> _Instructions for the task_
Below are some records: retype them all exactly, but not the pictures.

── Items ──

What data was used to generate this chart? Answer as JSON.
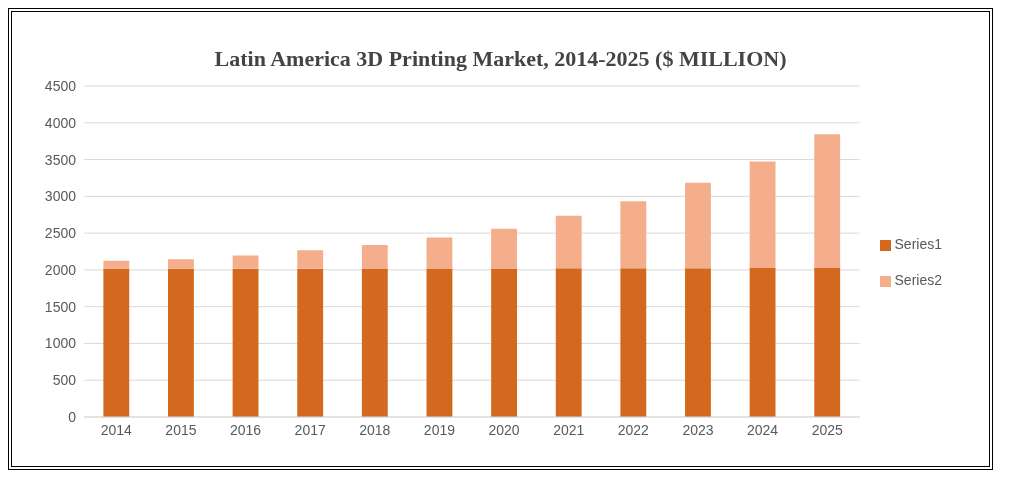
{
  "chart_data": {
    "type": "bar",
    "title": "Latin America 3D Printing Market, 2014-2025 ($ MILLION)",
    "categories": [
      "2014",
      "2015",
      "2016",
      "2017",
      "2018",
      "2019",
      "2020",
      "2021",
      "2022",
      "2023",
      "2024",
      "2025"
    ],
    "series": [
      {
        "name": "Series1",
        "color": "#d2691e",
        "values": [
          2014,
          2015,
          2016,
          2017,
          2018,
          2019,
          2020,
          2021,
          2022,
          2023,
          2024,
          2025
        ]
      },
      {
        "name": "Series2",
        "color": "#f4ae8c",
        "values": [
          110,
          130,
          180,
          250,
          320,
          420,
          540,
          715,
          910,
          1160,
          1450,
          1820
        ]
      }
    ],
    "stacked": true,
    "ylim": [
      0,
      4500
    ],
    "yticks": [
      0,
      500,
      1000,
      1500,
      2000,
      2500,
      3000,
      3500,
      4000,
      4500
    ],
    "grid": "y",
    "legend": "right"
  }
}
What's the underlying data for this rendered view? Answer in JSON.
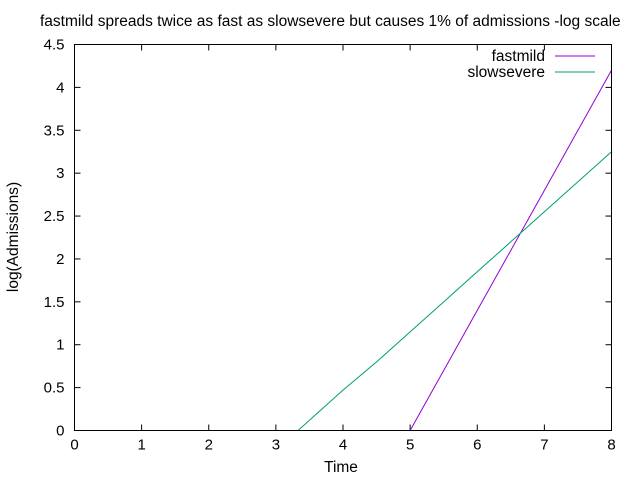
{
  "chart_data": {
    "type": "line",
    "title": "fastmild spreads twice as fast as slowsevere but causes 1% of admissions -log scale",
    "xlabel": "Time",
    "ylabel": "log(Admissions)",
    "xlim": [
      0,
      8
    ],
    "ylim": [
      0,
      4.5
    ],
    "xticks": [
      0,
      1,
      2,
      3,
      4,
      5,
      6,
      7,
      8
    ],
    "yticks": [
      0,
      0.5,
      1,
      1.5,
      2,
      2.5,
      3,
      3.5,
      4,
      4.5
    ],
    "xtick_labels": [
      "0",
      "1",
      "2",
      "3",
      "4",
      "5",
      "6",
      "7",
      "8"
    ],
    "ytick_labels": [
      "0",
      "0.5",
      "1",
      "1.5",
      "2",
      "2.5",
      "3",
      "3.5",
      "4",
      "4.5"
    ],
    "grid": false,
    "legend_position": "top-right",
    "series": [
      {
        "name": "fastmild",
        "color": "#9400d3",
        "x": [
          5.0,
          5.5,
          6.0,
          6.5,
          7.0,
          7.5,
          8.0
        ],
        "y": [
          0.0,
          0.7,
          1.4,
          2.1,
          2.8,
          3.5,
          4.2
        ]
      },
      {
        "name": "slowsevere",
        "color": "#009e73",
        "x": [
          3.33,
          4.0,
          4.5,
          5.0,
          5.5,
          6.0,
          6.5,
          7.0,
          7.5,
          8.0
        ],
        "y": [
          0.0,
          0.47,
          0.8,
          1.15,
          1.5,
          1.85,
          2.2,
          2.55,
          2.9,
          3.25
        ]
      }
    ]
  }
}
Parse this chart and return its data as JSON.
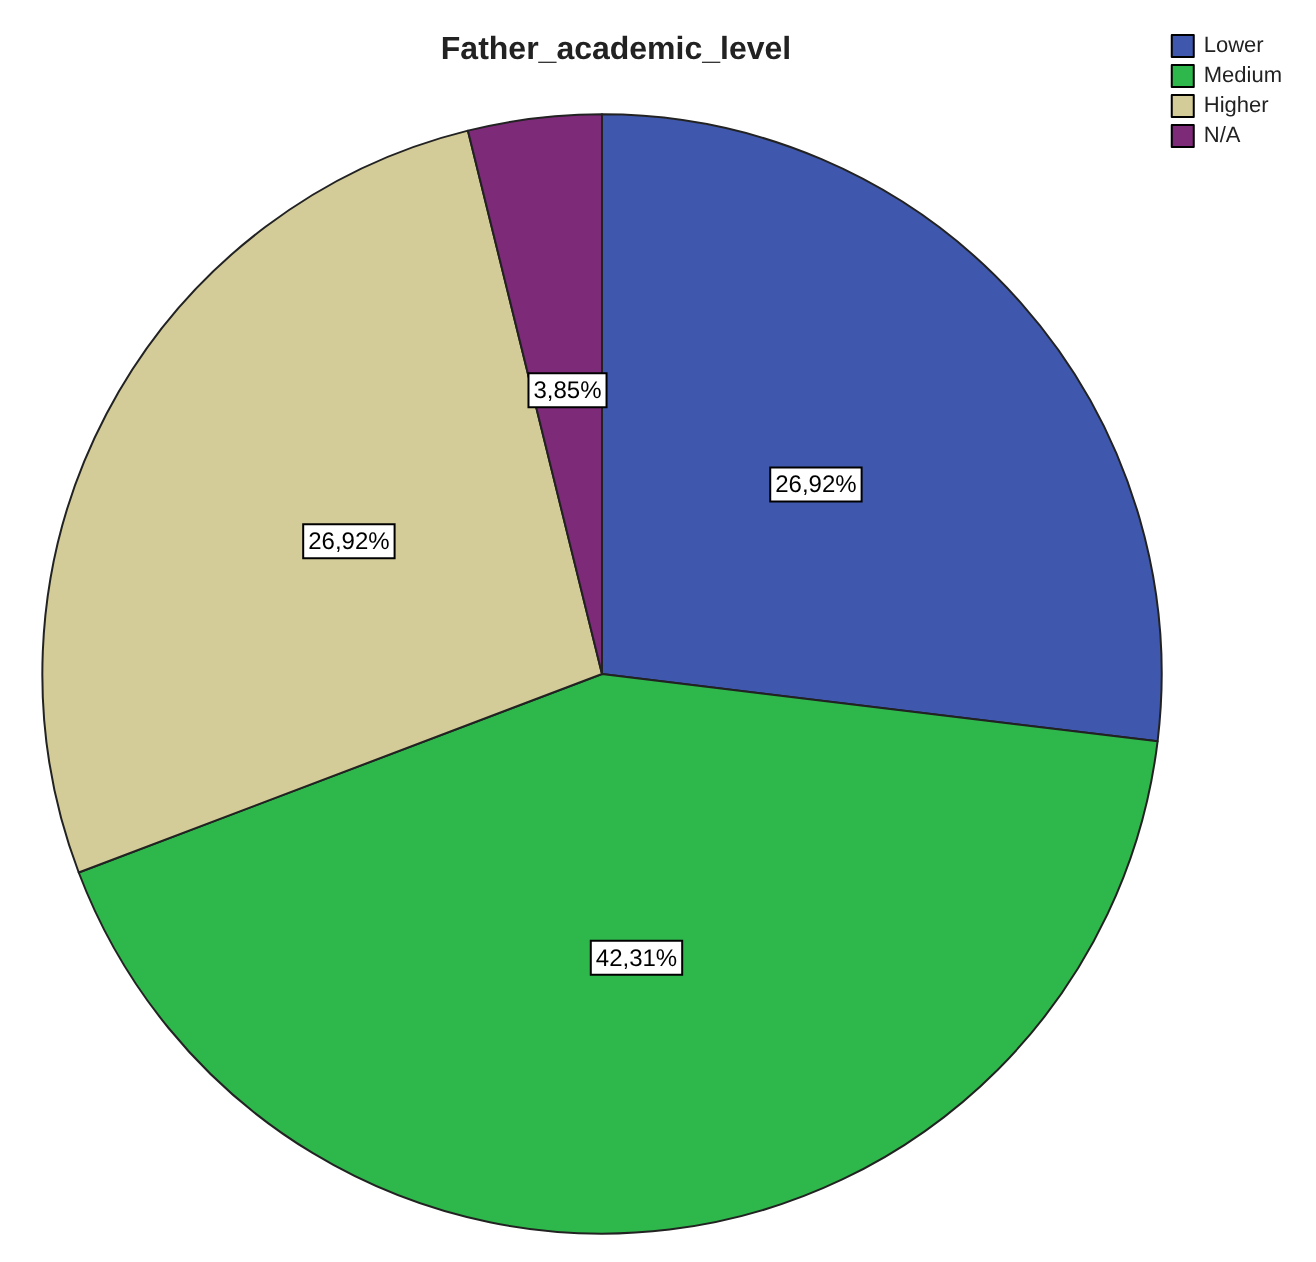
{
  "chart_data": {
    "type": "pie",
    "title": "Father_academic_level",
    "categories": [
      "Lower",
      "Medium",
      "Higher",
      "N/A"
    ],
    "values": [
      26.92,
      42.31,
      26.92,
      3.85
    ],
    "value_labels": [
      "26,92%",
      "42,31%",
      "26,92%",
      "3,85%"
    ],
    "colors": [
      "#3f58ad",
      "#2eb84b",
      "#d4cc98",
      "#7d2a79"
    ],
    "legend": "top right"
  }
}
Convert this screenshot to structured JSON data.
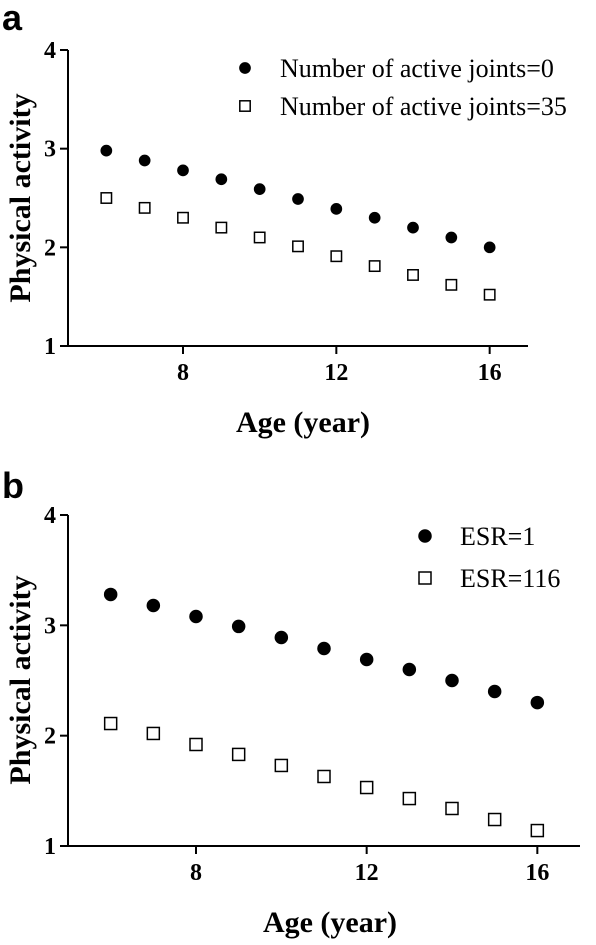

───

> _Solution below_
What data was used to generate this chart? Answer as JSON.
{
  "chart_data": {
    "type": "bar",
    "title": "Latin America 3D Printing Market, 2014-2025 ($ MILLION)",
    "categories": [
      "2014",
      "2015",
      "2016",
      "2017",
      "2018",
      "2019",
      "2020",
      "2021",
      "2022",
      "2023",
      "2024",
      "2025"
    ],
    "series": [
      {
        "name": "Series1",
        "color": "#d2691e",
        "values": [
          2014,
          2015,
          2016,
          2017,
          2018,
          2019,
          2020,
          2021,
          2022,
          2023,
          2024,
          2025
        ]
      },
      {
        "name": "Series2",
        "color": "#f4ae8c",
        "values": [
          110,
          130,
          180,
          250,
          320,
          420,
          540,
          715,
          910,
          1160,
          1450,
          1820
        ]
      }
    ],
    "stacked": true,
    "ylim": [
      0,
      4500
    ],
    "yticks": [
      0,
      500,
      1000,
      1500,
      2000,
      2500,
      3000,
      3500,
      4000,
      4500
    ],
    "grid": "y",
    "legend": "right"
  }
}
What's the underlying data for this rendered view? Answer in JSON.
{
  "chart_data": {
    "type": "line",
    "title": "fastmild spreads twice as fast as slowsevere but causes 1% of admissions -log scale",
    "xlabel": "Time",
    "ylabel": "log(Admissions)",
    "xlim": [
      0,
      8
    ],
    "ylim": [
      0,
      4.5
    ],
    "xticks": [
      0,
      1,
      2,
      3,
      4,
      5,
      6,
      7,
      8
    ],
    "yticks": [
      0,
      0.5,
      1,
      1.5,
      2,
      2.5,
      3,
      3.5,
      4,
      4.5
    ],
    "xtick_labels": [
      "0",
      "1",
      "2",
      "3",
      "4",
      "5",
      "6",
      "7",
      "8"
    ],
    "ytick_labels": [
      "0",
      "0.5",
      "1",
      "1.5",
      "2",
      "2.5",
      "3",
      "3.5",
      "4",
      "4.5"
    ],
    "grid": false,
    "legend_position": "top-right",
    "series": [
      {
        "name": "fastmild",
        "color": "#9400d3",
        "x": [
          5.0,
          5.5,
          6.0,
          6.5,
          7.0,
          7.5,
          8.0
        ],
        "y": [
          0.0,
          0.7,
          1.4,
          2.1,
          2.8,
          3.5,
          4.2
        ]
      },
      {
        "name": "slowsevere",
        "color": "#009e73",
        "x": [
          3.33,
          4.0,
          4.5,
          5.0,
          5.5,
          6.0,
          6.5,
          7.0,
          7.5,
          8.0
        ],
        "y": [
          0.0,
          0.47,
          0.8,
          1.15,
          1.5,
          1.85,
          2.2,
          2.55,
          2.9,
          3.25
        ]
      }
    ]
  }
}
Parse this chart and return its data as JSON.
{
  "chart_data": {
    "type": "pie",
    "title": "Father_academic_level",
    "categories": [
      "Lower",
      "Medium",
      "Higher",
      "N/A"
    ],
    "values": [
      26.92,
      42.31,
      26.92,
      3.85
    ],
    "value_labels": [
      "26,92%",
      "42,31%",
      "26,92%",
      "3,85%"
    ],
    "colors": [
      "#3f58ad",
      "#2eb84b",
      "#d4cc98",
      "#7d2a79"
    ],
    "legend": "top right"
  }
}
Convert this screenshot to structured JSON data.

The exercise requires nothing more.